- Task requirements -
Go through the records and show each line where the word "гражданами" occurs.

====== Record excerpts ======

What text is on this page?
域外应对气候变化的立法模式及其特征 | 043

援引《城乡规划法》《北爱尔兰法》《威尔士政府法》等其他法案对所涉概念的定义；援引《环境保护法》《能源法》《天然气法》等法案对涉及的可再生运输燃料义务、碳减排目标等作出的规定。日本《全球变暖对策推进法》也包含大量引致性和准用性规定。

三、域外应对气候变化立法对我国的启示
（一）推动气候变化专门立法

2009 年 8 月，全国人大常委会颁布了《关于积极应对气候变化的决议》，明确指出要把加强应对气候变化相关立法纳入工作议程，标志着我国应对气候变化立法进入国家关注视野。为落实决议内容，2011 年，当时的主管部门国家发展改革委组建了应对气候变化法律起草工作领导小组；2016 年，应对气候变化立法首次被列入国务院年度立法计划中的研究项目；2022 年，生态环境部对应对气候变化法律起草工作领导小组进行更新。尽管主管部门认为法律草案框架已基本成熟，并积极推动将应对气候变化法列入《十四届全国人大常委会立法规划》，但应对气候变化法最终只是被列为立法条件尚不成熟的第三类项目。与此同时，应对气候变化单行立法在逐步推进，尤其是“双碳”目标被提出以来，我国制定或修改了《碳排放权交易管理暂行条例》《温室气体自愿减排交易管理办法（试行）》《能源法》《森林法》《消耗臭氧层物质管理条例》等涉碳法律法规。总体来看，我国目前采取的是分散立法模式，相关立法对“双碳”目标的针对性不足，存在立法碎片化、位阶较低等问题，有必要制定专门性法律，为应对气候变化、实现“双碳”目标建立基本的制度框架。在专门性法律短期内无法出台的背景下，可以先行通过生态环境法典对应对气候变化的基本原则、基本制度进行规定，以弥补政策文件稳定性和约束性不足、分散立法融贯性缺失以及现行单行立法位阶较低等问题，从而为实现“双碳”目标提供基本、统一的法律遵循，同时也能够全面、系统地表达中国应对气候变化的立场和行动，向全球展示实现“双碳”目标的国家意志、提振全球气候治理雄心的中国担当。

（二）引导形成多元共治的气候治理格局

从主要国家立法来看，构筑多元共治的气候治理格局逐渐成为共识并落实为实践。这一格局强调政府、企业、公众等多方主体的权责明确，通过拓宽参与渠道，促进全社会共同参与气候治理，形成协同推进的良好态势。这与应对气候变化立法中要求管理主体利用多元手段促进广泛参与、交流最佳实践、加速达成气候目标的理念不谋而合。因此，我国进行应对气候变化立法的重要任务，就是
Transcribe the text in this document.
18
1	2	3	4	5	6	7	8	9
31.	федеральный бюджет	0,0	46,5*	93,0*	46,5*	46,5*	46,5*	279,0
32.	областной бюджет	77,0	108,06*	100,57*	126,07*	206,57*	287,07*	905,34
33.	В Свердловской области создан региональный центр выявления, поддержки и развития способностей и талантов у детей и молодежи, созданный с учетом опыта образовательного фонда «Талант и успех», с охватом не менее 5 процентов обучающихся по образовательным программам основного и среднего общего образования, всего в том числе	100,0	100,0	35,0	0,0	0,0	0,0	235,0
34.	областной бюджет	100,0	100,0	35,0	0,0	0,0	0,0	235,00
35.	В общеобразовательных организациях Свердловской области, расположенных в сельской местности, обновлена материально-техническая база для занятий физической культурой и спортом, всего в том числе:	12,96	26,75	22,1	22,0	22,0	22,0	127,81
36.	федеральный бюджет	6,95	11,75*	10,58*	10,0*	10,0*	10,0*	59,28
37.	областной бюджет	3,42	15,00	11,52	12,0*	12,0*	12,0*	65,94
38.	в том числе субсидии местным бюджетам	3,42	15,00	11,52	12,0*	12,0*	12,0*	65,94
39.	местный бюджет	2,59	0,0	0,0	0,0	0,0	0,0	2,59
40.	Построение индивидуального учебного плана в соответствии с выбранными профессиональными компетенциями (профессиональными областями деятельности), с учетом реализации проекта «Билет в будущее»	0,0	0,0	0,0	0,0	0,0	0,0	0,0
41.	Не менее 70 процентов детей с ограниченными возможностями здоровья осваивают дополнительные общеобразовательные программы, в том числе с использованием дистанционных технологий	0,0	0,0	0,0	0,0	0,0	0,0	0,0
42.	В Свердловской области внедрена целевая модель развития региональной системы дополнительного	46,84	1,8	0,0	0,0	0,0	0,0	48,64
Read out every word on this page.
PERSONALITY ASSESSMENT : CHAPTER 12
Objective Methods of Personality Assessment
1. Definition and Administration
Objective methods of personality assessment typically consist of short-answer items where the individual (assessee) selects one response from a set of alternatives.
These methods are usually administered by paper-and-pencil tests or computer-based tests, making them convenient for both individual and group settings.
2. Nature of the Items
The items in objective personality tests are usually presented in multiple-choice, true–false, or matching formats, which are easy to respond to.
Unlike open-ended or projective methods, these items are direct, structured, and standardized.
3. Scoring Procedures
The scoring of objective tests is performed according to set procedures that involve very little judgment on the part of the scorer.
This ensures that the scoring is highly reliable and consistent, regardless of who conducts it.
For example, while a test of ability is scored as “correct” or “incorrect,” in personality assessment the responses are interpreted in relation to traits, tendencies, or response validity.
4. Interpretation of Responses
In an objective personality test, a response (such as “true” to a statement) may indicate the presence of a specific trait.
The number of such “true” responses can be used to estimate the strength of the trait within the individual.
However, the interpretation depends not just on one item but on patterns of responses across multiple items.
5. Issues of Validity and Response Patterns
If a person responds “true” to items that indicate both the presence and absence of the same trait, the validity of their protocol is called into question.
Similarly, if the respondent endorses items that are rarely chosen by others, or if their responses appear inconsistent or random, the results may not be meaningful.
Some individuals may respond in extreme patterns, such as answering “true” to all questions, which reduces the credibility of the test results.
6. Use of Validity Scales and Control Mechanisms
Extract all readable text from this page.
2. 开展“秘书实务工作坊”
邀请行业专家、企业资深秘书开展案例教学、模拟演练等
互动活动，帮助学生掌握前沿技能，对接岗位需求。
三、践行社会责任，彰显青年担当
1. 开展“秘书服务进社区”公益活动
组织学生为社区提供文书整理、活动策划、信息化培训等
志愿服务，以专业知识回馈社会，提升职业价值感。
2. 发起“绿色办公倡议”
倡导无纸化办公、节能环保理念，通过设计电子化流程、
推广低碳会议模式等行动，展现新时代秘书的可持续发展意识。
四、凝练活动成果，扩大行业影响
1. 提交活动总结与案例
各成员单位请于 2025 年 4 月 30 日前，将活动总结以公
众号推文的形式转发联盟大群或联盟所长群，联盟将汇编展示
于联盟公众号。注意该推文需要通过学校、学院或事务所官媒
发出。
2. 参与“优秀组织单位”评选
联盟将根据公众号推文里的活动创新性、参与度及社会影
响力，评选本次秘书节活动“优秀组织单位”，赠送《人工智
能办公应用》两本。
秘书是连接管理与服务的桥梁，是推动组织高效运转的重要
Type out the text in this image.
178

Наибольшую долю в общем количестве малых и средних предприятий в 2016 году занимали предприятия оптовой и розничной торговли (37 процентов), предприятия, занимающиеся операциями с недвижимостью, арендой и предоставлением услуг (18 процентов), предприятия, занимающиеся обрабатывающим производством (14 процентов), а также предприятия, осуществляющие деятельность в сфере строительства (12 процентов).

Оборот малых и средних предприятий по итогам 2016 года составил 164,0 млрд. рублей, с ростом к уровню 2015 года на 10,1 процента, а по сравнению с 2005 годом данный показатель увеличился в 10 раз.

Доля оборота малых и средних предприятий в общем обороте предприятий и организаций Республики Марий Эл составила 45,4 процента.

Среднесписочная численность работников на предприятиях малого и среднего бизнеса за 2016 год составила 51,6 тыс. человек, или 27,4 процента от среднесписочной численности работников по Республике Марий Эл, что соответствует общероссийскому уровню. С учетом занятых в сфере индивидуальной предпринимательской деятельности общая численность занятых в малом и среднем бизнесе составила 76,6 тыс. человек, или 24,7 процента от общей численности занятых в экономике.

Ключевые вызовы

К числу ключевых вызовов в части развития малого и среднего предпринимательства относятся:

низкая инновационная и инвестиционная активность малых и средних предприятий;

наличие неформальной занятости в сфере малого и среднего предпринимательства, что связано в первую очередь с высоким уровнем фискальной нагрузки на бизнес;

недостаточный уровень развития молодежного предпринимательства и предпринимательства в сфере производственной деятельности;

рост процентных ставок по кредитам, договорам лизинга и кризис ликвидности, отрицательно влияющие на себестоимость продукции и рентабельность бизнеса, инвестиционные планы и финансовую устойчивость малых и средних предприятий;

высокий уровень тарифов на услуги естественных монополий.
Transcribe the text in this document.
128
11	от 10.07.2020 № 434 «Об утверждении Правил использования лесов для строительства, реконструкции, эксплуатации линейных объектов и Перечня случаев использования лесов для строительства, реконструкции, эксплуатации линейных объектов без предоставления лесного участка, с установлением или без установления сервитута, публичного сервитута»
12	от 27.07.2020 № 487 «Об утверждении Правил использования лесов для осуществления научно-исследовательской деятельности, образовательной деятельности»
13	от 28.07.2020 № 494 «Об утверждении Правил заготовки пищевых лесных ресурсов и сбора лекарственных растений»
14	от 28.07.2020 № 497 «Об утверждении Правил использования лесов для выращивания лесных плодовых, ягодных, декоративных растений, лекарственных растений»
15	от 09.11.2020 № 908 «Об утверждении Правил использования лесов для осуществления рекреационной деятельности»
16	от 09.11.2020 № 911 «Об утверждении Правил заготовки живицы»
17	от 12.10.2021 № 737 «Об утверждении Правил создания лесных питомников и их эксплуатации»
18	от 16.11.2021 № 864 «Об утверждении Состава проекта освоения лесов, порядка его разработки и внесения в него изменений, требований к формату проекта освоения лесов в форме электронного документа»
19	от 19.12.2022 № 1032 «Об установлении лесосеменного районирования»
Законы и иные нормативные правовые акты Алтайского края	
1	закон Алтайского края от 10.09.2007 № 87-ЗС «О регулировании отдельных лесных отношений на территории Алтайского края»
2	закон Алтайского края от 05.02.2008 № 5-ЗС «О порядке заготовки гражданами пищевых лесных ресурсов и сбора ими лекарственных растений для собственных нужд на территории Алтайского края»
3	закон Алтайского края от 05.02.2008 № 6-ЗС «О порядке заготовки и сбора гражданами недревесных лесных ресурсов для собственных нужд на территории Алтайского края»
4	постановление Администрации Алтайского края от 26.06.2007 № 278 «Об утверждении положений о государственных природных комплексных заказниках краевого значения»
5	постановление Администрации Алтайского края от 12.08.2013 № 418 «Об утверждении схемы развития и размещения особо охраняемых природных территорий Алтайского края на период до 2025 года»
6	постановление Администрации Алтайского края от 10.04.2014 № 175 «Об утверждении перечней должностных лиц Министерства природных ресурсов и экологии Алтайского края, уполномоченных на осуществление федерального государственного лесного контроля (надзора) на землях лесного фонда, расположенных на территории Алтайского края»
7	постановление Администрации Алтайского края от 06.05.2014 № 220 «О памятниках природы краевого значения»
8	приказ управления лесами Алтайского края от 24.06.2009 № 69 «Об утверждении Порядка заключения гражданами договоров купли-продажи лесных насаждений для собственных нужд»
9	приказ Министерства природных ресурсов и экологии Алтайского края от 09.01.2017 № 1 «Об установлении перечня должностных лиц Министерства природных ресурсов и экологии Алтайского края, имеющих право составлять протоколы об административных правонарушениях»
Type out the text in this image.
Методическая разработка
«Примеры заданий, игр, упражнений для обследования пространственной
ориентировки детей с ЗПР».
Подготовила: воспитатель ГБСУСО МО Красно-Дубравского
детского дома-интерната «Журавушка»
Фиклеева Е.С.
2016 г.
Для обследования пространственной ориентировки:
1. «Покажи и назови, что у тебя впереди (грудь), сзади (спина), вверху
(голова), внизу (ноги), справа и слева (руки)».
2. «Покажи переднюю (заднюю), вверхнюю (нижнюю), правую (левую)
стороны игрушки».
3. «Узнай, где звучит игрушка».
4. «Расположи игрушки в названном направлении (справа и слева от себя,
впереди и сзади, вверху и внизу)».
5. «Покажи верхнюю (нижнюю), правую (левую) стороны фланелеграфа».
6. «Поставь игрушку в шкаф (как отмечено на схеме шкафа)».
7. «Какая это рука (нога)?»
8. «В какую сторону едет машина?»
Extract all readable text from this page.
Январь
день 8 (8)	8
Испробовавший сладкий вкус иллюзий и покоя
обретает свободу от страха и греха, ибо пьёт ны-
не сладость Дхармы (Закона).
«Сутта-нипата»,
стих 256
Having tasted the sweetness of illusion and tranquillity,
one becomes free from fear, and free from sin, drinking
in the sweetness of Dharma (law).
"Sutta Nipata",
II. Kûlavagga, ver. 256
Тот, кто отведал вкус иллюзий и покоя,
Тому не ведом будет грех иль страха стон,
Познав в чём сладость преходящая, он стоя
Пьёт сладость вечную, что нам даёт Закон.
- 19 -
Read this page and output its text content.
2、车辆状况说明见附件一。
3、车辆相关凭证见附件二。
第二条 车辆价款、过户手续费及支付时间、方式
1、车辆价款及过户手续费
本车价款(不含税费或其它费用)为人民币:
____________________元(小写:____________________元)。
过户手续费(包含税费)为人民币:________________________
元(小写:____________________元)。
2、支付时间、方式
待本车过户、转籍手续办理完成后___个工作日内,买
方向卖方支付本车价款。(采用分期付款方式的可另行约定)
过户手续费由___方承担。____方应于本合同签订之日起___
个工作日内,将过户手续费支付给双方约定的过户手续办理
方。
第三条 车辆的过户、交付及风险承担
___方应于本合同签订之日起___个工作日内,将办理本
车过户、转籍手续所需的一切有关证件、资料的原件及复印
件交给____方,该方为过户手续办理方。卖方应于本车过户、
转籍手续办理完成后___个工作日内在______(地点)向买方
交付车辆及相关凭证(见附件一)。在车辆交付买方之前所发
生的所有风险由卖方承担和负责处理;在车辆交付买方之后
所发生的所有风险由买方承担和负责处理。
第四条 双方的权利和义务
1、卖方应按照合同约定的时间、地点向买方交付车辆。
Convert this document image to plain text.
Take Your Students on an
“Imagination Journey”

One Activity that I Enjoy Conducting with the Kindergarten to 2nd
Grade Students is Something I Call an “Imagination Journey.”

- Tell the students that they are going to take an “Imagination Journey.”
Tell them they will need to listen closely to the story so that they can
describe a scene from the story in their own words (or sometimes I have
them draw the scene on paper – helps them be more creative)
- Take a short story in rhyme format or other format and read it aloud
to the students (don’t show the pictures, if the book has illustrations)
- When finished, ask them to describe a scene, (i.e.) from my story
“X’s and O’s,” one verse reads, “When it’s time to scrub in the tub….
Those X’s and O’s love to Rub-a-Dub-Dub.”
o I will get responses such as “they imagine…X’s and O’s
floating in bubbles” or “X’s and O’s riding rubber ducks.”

======

- Answer to the task -
2	закон Алтайского края от 05.02.2008 № 5-ЗС «О порядке заготовки гражданами пищевых лесных ресурсов и сбора ими лекарственных растений для собственных нужд на территории Алтайского края»
3	закон Алтайского края от 05.02.2008 № 6-ЗС «О порядке заготовки и сбора гражданами недревесных лесных ресурсов для собственных нужд на территории Алтайского края»
8	приказ управления лесами Алтайского края от 24.06.2009 № 69 «Об утверждении Порядка заключения гражданами договоров купли-продажи лесных насаждений для собственных нужд»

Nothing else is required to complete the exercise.